### What is needed
Without the images, write out the whole listing exactly.
----
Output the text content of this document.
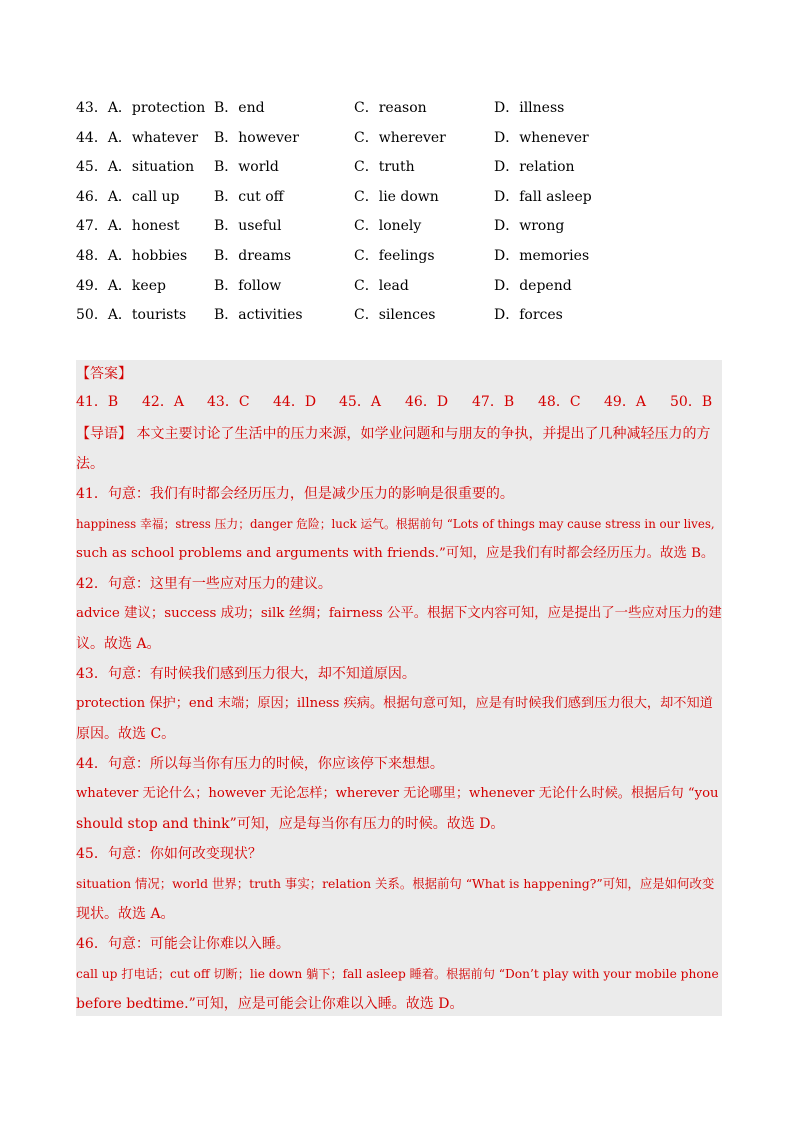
43．A．protection B．end	C．reason	D．illness
44．A．whatever B．however	C．wherever	D．whenever
45．A．situation B．world	C．truth	D．relation
46．A．call up B．cut off	C．lie down	D．fall asleep
47．A．honest B．useful	C．lonely	D．wrong
48．A．hobbies B．dreams	C．feelings	D．memories
49．A．keep	B．follow	C．lead	D．depend
50．A．tourists B．activities	C．silences	D．forces
【答案】
41．B 42．A 43．C 44．D 45．A 46．D 47．B 48．C 49．A 50．B
【导语】 本文主要讨论了生活中的压力来源，如学业问题和与朋友的争执，并提出了几种减轻压力的方
法。
41．句意：我们有时都会经历压力，但是减少压力的影响是很重要的。
happiness 幸福；stress 压力；danger 危险；luck 运气。根据前句 “Lots of things may cause stress in our lives,
such as school problems and arguments with friends.”可知，应是我们有时都会经历压力。故选 B。
42．句意：这里有一些应对压力的建议。
advice 建议；success 成功；silk 丝绸；fairness 公平。根据下文内容可知，应是提出了一些应对压力的建
议。故选 A。
43．句意：有时候我们感到压力很大，却不知道原因。
protection 保护；end 末端；原因；illness 疾病。根据句意可知，应是有时候我们感到压力很大，却不知道
原因。故选 C。
44．句意：所以每当你有压力的时候，你应该停下来想想。
whatever 无论什么；however 无论怎样；wherever 无论哪里；whenever 无论什么时候。根据后句 “you
should stop and think”可知，应是每当你有压力的时候。故选 D。
45．句意：你如何改变现状？
situation 情况；world 世界；truth 事实；relation 关系。根据前句 “What is happening?”可知，应是如何改变
现状。故选 A。
46．句意：可能会让你难以入睡。
call up 打电话；cut off 切断；lie down 躺下；fall asleep 睡着。根据前句 “Don’t play with your mobile phone
before bedtime.”可知，应是可能会让你难以入睡。故选 D。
----
### Solved exercise
Output the text content of this document.
43．A．protection B．end	C．reason	D．illness
44．A．whatever B．however	C．wherever	D．whenever
45．A．situation B．world	C．truth	D．relation
46．A．call up B．cut off	C．lie down	D．fall asleep
47．A．honest B．useful	C．lonely	D．wrong
48．A．hobbies B．dreams	C．feelings	D．memories
49．A．keep	B．follow	C．lead	D．depend
50．A．tourists B．activities	C．silences	D．forces
【答案】
41．B 42．A 43．C 44．D 45．A 46．D 47．B 48．C 49．A 50．B
【导语】 本文主要讨论了生活中的压力来源，如学业问题和与朋友的争执，并提出了几种减轻压力的方
法。
41．句意：我们有时都会经历压力，但是减少压力的影响是很重要的。
happiness 幸福；stress 压力；danger 危险；luck 运气。根据前句 “Lots of things may cause stress in our lives,
such as school problems and arguments with friends.”可知，应是我们有时都会经历压力。故选 B。
42．句意：这里有一些应对压力的建议。
advice 建议；success 成功；silk 丝绸；fairness 公平。根据下文内容可知，应是提出了一些应对压力的建
议。故选 A。
43．句意：有时候我们感到压力很大，却不知道原因。
protection 保护；end 末端；原因；illness 疾病。根据句意可知，应是有时候我们感到压力很大，却不知道
原因。故选 C。
44．句意：所以每当你有压力的时候，你应该停下来想想。
whatever 无论什么；however 无论怎样；wherever 无论哪里；whenever 无论什么时候。根据后句 “you
should stop and think”可知，应是每当你有压力的时候。故选 D。
45．句意：你如何改变现状？
situation 情况；world 世界；truth 事实；relation 关系。根据前句 “What is happening?”可知，应是如何改变
现状。故选 A。
46．句意：可能会让你难以入睡。
call up 打电话；cut off 切断；lie down 躺下；fall asleep 睡着。根据前句 “Don’t play with your mobile phone
before bedtime.”可知，应是可能会让你难以入睡。故选 D。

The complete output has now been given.